** start of RECORDS PROVIDED **
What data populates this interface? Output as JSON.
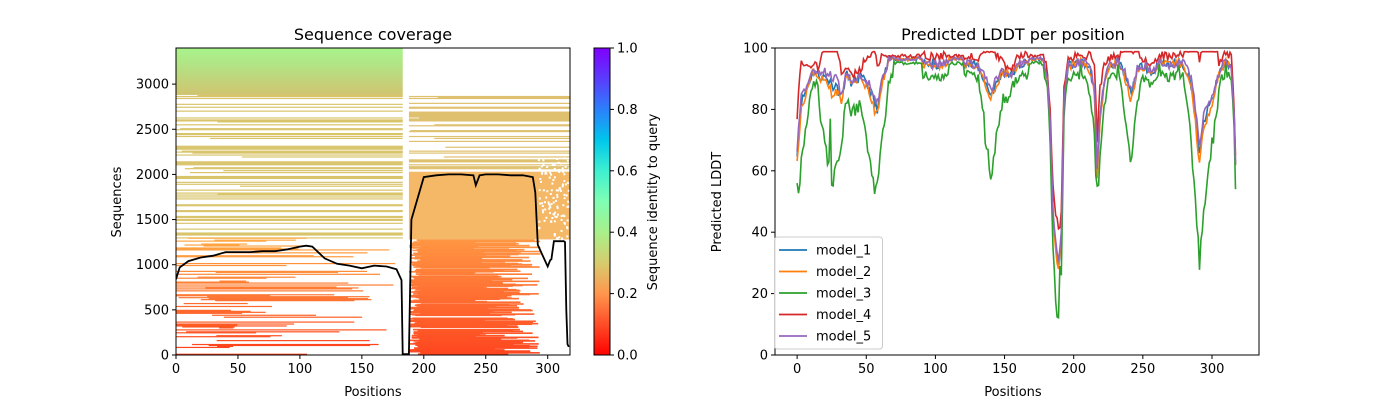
{
  "chart_data": [
    {
      "type": "heatmap",
      "title": "Sequence coverage",
      "xlabel": "Positions",
      "ylabel": "Sequences",
      "xlim": [
        0,
        318
      ],
      "ylim": [
        0,
        3400
      ],
      "x_ticks": [
        0,
        50,
        100,
        150,
        200,
        250,
        300
      ],
      "y_ticks": [
        0,
        500,
        1000,
        1500,
        2000,
        2500,
        3000
      ],
      "colorbar": {
        "label": "Sequence identity to query",
        "range": [
          0.0,
          1.0
        ],
        "ticks": [
          "0.0",
          "0.2",
          "0.4",
          "0.6",
          "0.8",
          "1.0"
        ],
        "colormap": "rainbow_r"
      },
      "coverage_line": {
        "x": [
          0,
          3,
          10,
          20,
          30,
          40,
          50,
          60,
          70,
          80,
          90,
          100,
          105,
          110,
          120,
          130,
          140,
          150,
          160,
          170,
          178,
          182,
          183,
          184,
          186,
          187,
          188,
          190,
          200,
          210,
          220,
          230,
          240,
          242,
          245,
          250,
          260,
          270,
          280,
          288,
          290,
          292,
          295,
          300,
          302,
          303,
          305,
          310,
          313,
          314,
          315,
          316,
          317
        ],
        "y": [
          840,
          970,
          1040,
          1080,
          1100,
          1140,
          1140,
          1140,
          1150,
          1150,
          1170,
          1200,
          1210,
          1200,
          1070,
          1010,
          990,
          960,
          990,
          980,
          950,
          830,
          10,
          10,
          10,
          10,
          10,
          1500,
          1970,
          1990,
          2000,
          2000,
          1990,
          1880,
          1990,
          2000,
          2000,
          1990,
          1990,
          1970,
          1800,
          1220,
          1130,
          980,
          1050,
          1060,
          1260,
          1260,
          1260,
          1250,
          500,
          120,
          90
        ]
      },
      "color": "#000000"
    },
    {
      "type": "line",
      "title": "Predicted LDDT per position",
      "xlabel": "Positions",
      "ylabel": "Predicted LDDT",
      "xlim": [
        -16,
        334
      ],
      "ylim": [
        0,
        100
      ],
      "x_ticks": [
        0,
        50,
        100,
        150,
        200,
        250,
        300
      ],
      "y_ticks": [
        0,
        20,
        40,
        60,
        80,
        100
      ],
      "legend_position": "lower-left",
      "series": [
        {
          "name": "model_1",
          "color": "#1f77b4"
        },
        {
          "name": "model_2",
          "color": "#ff7f0e"
        },
        {
          "name": "model_3",
          "color": "#2ca02c"
        },
        {
          "name": "model_4",
          "color": "#d62728"
        },
        {
          "name": "model_5",
          "color": "#9467bd"
        }
      ]
    }
  ]
}
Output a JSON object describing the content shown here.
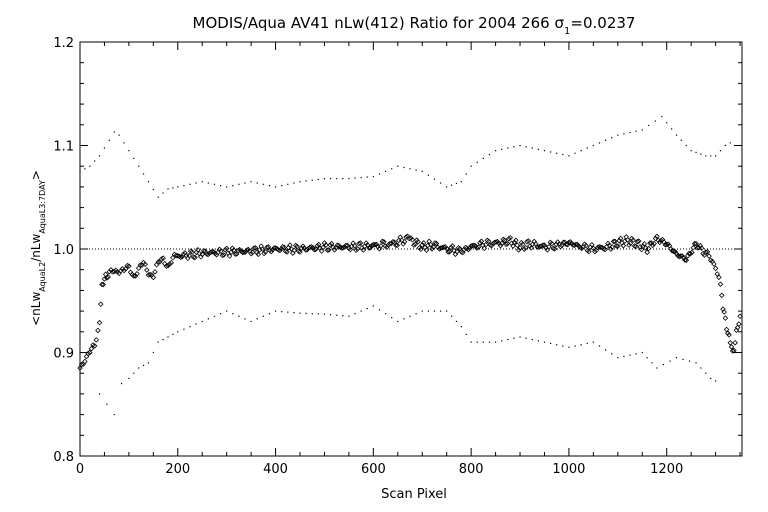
{
  "chart_data": {
    "type": "scatter",
    "title": "MODIS/Aqua AV41 nLw(412) Ratio for 2004 266 σ1=0.0237",
    "xlabel": "Scan Pixel",
    "ylabel": "<nLwAquaL2/nLwAquaL3:7DAY>",
    "xlim": [
      0,
      1354
    ],
    "ylim": [
      0.8,
      1.2
    ],
    "x_ticks": [
      "0",
      "200",
      "400",
      "600",
      "800",
      "1000",
      "1200"
    ],
    "y_ticks": [
      "0.8",
      "0.9",
      "1.0",
      "1.1",
      "1.2"
    ],
    "reference_line_y": 1.0,
    "grid": false,
    "legend": "none",
    "series": [
      {
        "marker": "diamond",
        "x": [
          0,
          10,
          20,
          30,
          40,
          45,
          50,
          55,
          60,
          70,
          80,
          90,
          100,
          110,
          120,
          130,
          140,
          150,
          160,
          170,
          180,
          190,
          200,
          250,
          300,
          350,
          400,
          450,
          500,
          550,
          600,
          640,
          670,
          680,
          700,
          720,
          750,
          780,
          800,
          830,
          860,
          880,
          900,
          920,
          950,
          980,
          1000,
          1020,
          1050,
          1080,
          1100,
          1120,
          1140,
          1160,
          1180,
          1200,
          1220,
          1240,
          1260,
          1280,
          1290,
          1300,
          1310,
          1315,
          1320,
          1325,
          1330,
          1335,
          1340,
          1345,
          1350
        ],
        "y": [
          0.885,
          0.895,
          0.9,
          0.905,
          0.93,
          0.965,
          0.97,
          0.975,
          0.975,
          0.98,
          0.98,
          0.978,
          0.982,
          0.975,
          0.98,
          0.985,
          0.978,
          0.975,
          0.985,
          0.99,
          0.985,
          0.99,
          0.993,
          0.996,
          0.997,
          0.998,
          1.0,
          1.0,
          1.002,
          1.002,
          1.003,
          1.005,
          1.01,
          1.008,
          1.002,
          1.004,
          1.0,
          0.998,
          1.002,
          1.005,
          1.006,
          1.008,
          1.002,
          1.005,
          1.002,
          1.004,
          1.006,
          1.003,
          1.0,
          1.002,
          1.006,
          1.008,
          1.005,
          1.0,
          1.01,
          1.005,
          0.995,
          0.99,
          1.005,
          0.995,
          0.99,
          0.985,
          0.965,
          0.945,
          0.93,
          0.92,
          0.91,
          0.9,
          0.91,
          0.925,
          0.935
        ]
      },
      {
        "marker": "dot",
        "x": [
          0,
          20,
          40,
          60,
          70,
          80,
          100,
          120,
          140,
          160,
          180,
          200,
          250,
          300,
          350,
          400,
          450,
          500,
          550,
          600,
          650,
          700,
          750,
          780,
          800,
          850,
          900,
          950,
          1000,
          1050,
          1100,
          1150,
          1190,
          1220,
          1250,
          1280,
          1300,
          1320,
          1340
        ],
        "y": [
          1.075,
          1.08,
          1.09,
          1.105,
          1.113,
          1.11,
          1.095,
          1.08,
          1.065,
          1.05,
          1.058,
          1.06,
          1.065,
          1.06,
          1.065,
          1.06,
          1.065,
          1.068,
          1.068,
          1.07,
          1.08,
          1.075,
          1.06,
          1.065,
          1.08,
          1.095,
          1.1,
          1.095,
          1.09,
          1.1,
          1.11,
          1.115,
          1.128,
          1.11,
          1.095,
          1.09,
          1.09,
          1.1,
          1.105
        ]
      },
      {
        "marker": "dot",
        "x": [
          40,
          55,
          70,
          85,
          100,
          120,
          140,
          160,
          180,
          200,
          250,
          300,
          350,
          400,
          450,
          500,
          550,
          600,
          650,
          700,
          750,
          780,
          800,
          850,
          900,
          950,
          1000,
          1050,
          1100,
          1150,
          1180,
          1220,
          1260,
          1290,
          1310
        ],
        "y": [
          0.86,
          0.85,
          0.84,
          0.87,
          0.875,
          0.885,
          0.89,
          0.91,
          0.915,
          0.92,
          0.93,
          0.94,
          0.93,
          0.94,
          0.938,
          0.937,
          0.935,
          0.945,
          0.93,
          0.94,
          0.94,
          0.925,
          0.91,
          0.91,
          0.915,
          0.91,
          0.905,
          0.91,
          0.895,
          0.9,
          0.885,
          0.895,
          0.89,
          0.875,
          0.87
        ]
      }
    ]
  }
}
** end of RECORDS PROVIDED **
Write out the full set of lines verbatim, without the pictures.

What data populates this interface? Output as JSON.
{
  "chart_data": [
    {
      "type": "heatmap",
      "title": "Sequence coverage",
      "xlabel": "Positions",
      "ylabel": "Sequences",
      "xlim": [
        0,
        318
      ],
      "ylim": [
        0,
        3400
      ],
      "x_ticks": [
        0,
        50,
        100,
        150,
        200,
        250,
        300
      ],
      "y_ticks": [
        0,
        500,
        1000,
        1500,
        2000,
        2500,
        3000
      ],
      "colorbar": {
        "label": "Sequence identity to query",
        "range": [
          0.0,
          1.0
        ],
        "ticks": [
          "0.0",
          "0.2",
          "0.4",
          "0.6",
          "0.8",
          "1.0"
        ],
        "colormap": "rainbow_r"
      },
      "coverage_line": {
        "x": [
          0,
          3,
          10,
          20,
          30,
          40,
          50,
          60,
          70,
          80,
          90,
          100,
          105,
          110,
          120,
          130,
          140,
          150,
          160,
          170,
          178,
          182,
          183,
          184,
          186,
          187,
          188,
          190,
          200,
          210,
          220,
          230,
          240,
          242,
          245,
          250,
          260,
          270,
          280,
          288,
          290,
          292,
          295,
          300,
          302,
          303,
          305,
          310,
          313,
          314,
          315,
          316,
          317
        ],
        "y": [
          840,
          970,
          1040,
          1080,
          1100,
          1140,
          1140,
          1140,
          1150,
          1150,
          1170,
          1200,
          1210,
          1200,
          1070,
          1010,
          990,
          960,
          990,
          980,
          950,
          830,
          10,
          10,
          10,
          10,
          10,
          1500,
          1970,
          1990,
          2000,
          2000,
          1990,
          1880,
          1990,
          2000,
          2000,
          1990,
          1990,
          1970,
          1800,
          1220,
          1130,
          980,
          1050,
          1060,
          1260,
          1260,
          1260,
          1250,
          500,
          120,
          90
        ]
      },
      "color": "#000000"
    },
    {
      "type": "line",
      "title": "Predicted LDDT per position",
      "xlabel": "Positions",
      "ylabel": "Predicted LDDT",
      "xlim": [
        -16,
        334
      ],
      "ylim": [
        0,
        100
      ],
      "x_ticks": [
        0,
        50,
        100,
        150,
        200,
        250,
        300
      ],
      "y_ticks": [
        0,
        20,
        40,
        60,
        80,
        100
      ],
      "legend_position": "lower-left",
      "series": [
        {
          "name": "model_1",
          "color": "#1f77b4"
        },
        {
          "name": "model_2",
          "color": "#ff7f0e"
        },
        {
          "name": "model_3",
          "color": "#2ca02c"
        },
        {
          "name": "model_4",
          "color": "#d62728"
        },
        {
          "name": "model_5",
          "color": "#9467bd"
        }
      ]
    }
  ]
}
Output a JSON object describing the content shown here.
{
  "chart_data": {
    "type": "scatter",
    "title": "MODIS/Aqua AV41 nLw(412) Ratio for 2004 266 σ1=0.0237",
    "xlabel": "Scan Pixel",
    "ylabel": "<nLwAquaL2/nLwAquaL3:7DAY>",
    "xlim": [
      0,
      1354
    ],
    "ylim": [
      0.8,
      1.2
    ],
    "x_ticks": [
      "0",
      "200",
      "400",
      "600",
      "800",
      "1000",
      "1200"
    ],
    "y_ticks": [
      "0.8",
      "0.9",
      "1.0",
      "1.1",
      "1.2"
    ],
    "reference_line_y": 1.0,
    "grid": false,
    "legend": "none",
    "series": [
      {
        "marker": "diamond",
        "x": [
          0,
          10,
          20,
          30,
          40,
          45,
          50,
          55,
          60,
          70,
          80,
          90,
          100,
          110,
          120,
          130,
          140,
          150,
          160,
          170,
          180,
          190,
          200,
          250,
          300,
          350,
          400,
          450,
          500,
          550,
          600,
          640,
          670,
          680,
          700,
          720,
          750,
          780,
          800,
          830,
          860,
          880,
          900,
          920,
          950,
          980,
          1000,
          1020,
          1050,
          1080,
          1100,
          1120,
          1140,
          1160,
          1180,
          1200,
          1220,
          1240,
          1260,
          1280,
          1290,
          1300,
          1310,
          1315,
          1320,
          1325,
          1330,
          1335,
          1340,
          1345,
          1350
        ],
        "y": [
          0.885,
          0.895,
          0.9,
          0.905,
          0.93,
          0.965,
          0.97,
          0.975,
          0.975,
          0.98,
          0.98,
          0.978,
          0.982,
          0.975,
          0.98,
          0.985,
          0.978,
          0.975,
          0.985,
          0.99,
          0.985,
          0.99,
          0.993,
          0.996,
          0.997,
          0.998,
          1.0,
          1.0,
          1.002,
          1.002,
          1.003,
          1.005,
          1.01,
          1.008,
          1.002,
          1.004,
          1.0,
          0.998,
          1.002,
          1.005,
          1.006,
          1.008,
          1.002,
          1.005,
          1.002,
          1.004,
          1.006,
          1.003,
          1.0,
          1.002,
          1.006,
          1.008,
          1.005,
          1.0,
          1.01,
          1.005,
          0.995,
          0.99,
          1.005,
          0.995,
          0.99,
          0.985,
          0.965,
          0.945,
          0.93,
          0.92,
          0.91,
          0.9,
          0.91,
          0.925,
          0.935
        ]
      },
      {
        "marker": "dot",
        "x": [
          0,
          20,
          40,
          60,
          70,
          80,
          100,
          120,
          140,
          160,
          180,
          200,
          250,
          300,
          350,
          400,
          450,
          500,
          550,
          600,
          650,
          700,
          750,
          780,
          800,
          850,
          900,
          950,
          1000,
          1050,
          1100,
          1150,
          1190,
          1220,
          1250,
          1280,
          1300,
          1320,
          1340
        ],
        "y": [
          1.075,
          1.08,
          1.09,
          1.105,
          1.113,
          1.11,
          1.095,
          1.08,
          1.065,
          1.05,
          1.058,
          1.06,
          1.065,
          1.06,
          1.065,
          1.06,
          1.065,
          1.068,
          1.068,
          1.07,
          1.08,
          1.075,
          1.06,
          1.065,
          1.08,
          1.095,
          1.1,
          1.095,
          1.09,
          1.1,
          1.11,
          1.115,
          1.128,
          1.11,
          1.095,
          1.09,
          1.09,
          1.1,
          1.105
        ]
      },
      {
        "marker": "dot",
        "x": [
          40,
          55,
          70,
          85,
          100,
          120,
          140,
          160,
          180,
          200,
          250,
          300,
          350,
          400,
          450,
          500,
          550,
          600,
          650,
          700,
          750,
          780,
          800,
          850,
          900,
          950,
          1000,
          1050,
          1100,
          1150,
          1180,
          1220,
          1260,
          1290,
          1310
        ],
        "y": [
          0.86,
          0.85,
          0.84,
          0.87,
          0.875,
          0.885,
          0.89,
          0.91,
          0.915,
          0.92,
          0.93,
          0.94,
          0.93,
          0.94,
          0.938,
          0.937,
          0.935,
          0.945,
          0.93,
          0.94,
          0.94,
          0.925,
          0.91,
          0.91,
          0.915,
          0.91,
          0.905,
          0.91,
          0.895,
          0.9,
          0.885,
          0.895,
          0.89,
          0.875,
          0.87
        ]
      }
    ]
  }
}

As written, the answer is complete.